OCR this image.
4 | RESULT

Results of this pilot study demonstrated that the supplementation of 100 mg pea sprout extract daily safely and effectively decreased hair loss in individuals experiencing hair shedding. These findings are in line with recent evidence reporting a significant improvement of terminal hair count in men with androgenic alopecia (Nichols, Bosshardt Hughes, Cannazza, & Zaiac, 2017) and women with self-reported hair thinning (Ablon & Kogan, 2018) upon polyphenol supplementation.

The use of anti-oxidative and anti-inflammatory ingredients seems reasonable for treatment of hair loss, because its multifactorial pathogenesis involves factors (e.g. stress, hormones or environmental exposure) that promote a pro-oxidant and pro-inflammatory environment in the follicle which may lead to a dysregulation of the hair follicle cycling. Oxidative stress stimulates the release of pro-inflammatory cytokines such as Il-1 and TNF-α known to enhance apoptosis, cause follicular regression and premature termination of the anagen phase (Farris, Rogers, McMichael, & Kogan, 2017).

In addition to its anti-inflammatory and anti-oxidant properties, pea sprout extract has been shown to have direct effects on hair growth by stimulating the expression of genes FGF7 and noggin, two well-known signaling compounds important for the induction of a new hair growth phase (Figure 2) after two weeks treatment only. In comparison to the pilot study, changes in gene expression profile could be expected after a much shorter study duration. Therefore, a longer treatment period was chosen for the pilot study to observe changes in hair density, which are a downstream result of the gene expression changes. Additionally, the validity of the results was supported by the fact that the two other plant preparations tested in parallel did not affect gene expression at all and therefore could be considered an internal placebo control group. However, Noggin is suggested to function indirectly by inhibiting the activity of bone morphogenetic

____________________

DESCRIPTION OF THE TASK: Repeat the entries exactly as they appear.

ANSWER BELOW:
OCR this image.
4 | RESULT

Results of this pilot study demonstrated that the supplementation of 100 mg pea sprout extract daily safely and effectively decreased hair loss in individuals experiencing hair shedding. These findings are in line with recent evidence reporting a significant improvement of terminal hair count in men with androgenic alopecia (Nichols, Bosshardt Hughes, Cannazza, & Zaiac, 2017) and women with self-reported hair thinning (Ablon & Kogan, 2018) upon polyphenol supplementation.

The use of anti-oxidative and anti-inflammatory ingredients seems reasonable for treatment of hair loss, because its multifactorial pathogenesis involves factors (e.g. stress, hormones or environmental exposure) that promote a pro-oxidant and pro-inflammatory environment in the follicle which may lead to a dysregulation of the hair follicle cycling. Oxidative stress stimulates the release of pro-inflammatory cytokines such as Il-1 and TNF-α known to enhance apoptosis, cause follicular regression and premature termination of the anagen phase (Farris, Rogers, McMichael, & Kogan, 2017).

In addition to its anti-inflammatory and anti-oxidant properties, pea sprout extract has been shown to have direct effects on hair growth by stimulating the expression of genes FGF7 and noggin, two well-known signaling compounds important for the induction of a new hair growth phase (Figure 2) after two weeks treatment only. In comparison to the pilot study, changes in gene expression profile could be expected after a much shorter study duration. Therefore, a longer treatment period was chosen for the pilot study to observe changes in hair density, which are a downstream result of the gene expression changes. Additionally, the validity of the results was supported by the fact that the two other plant preparations tested in parallel did not affect gene expression at all and therefore could be considered an internal placebo control group. However, Noggin is suggested to function indirectly by inhibiting the activity of bone morphogenetic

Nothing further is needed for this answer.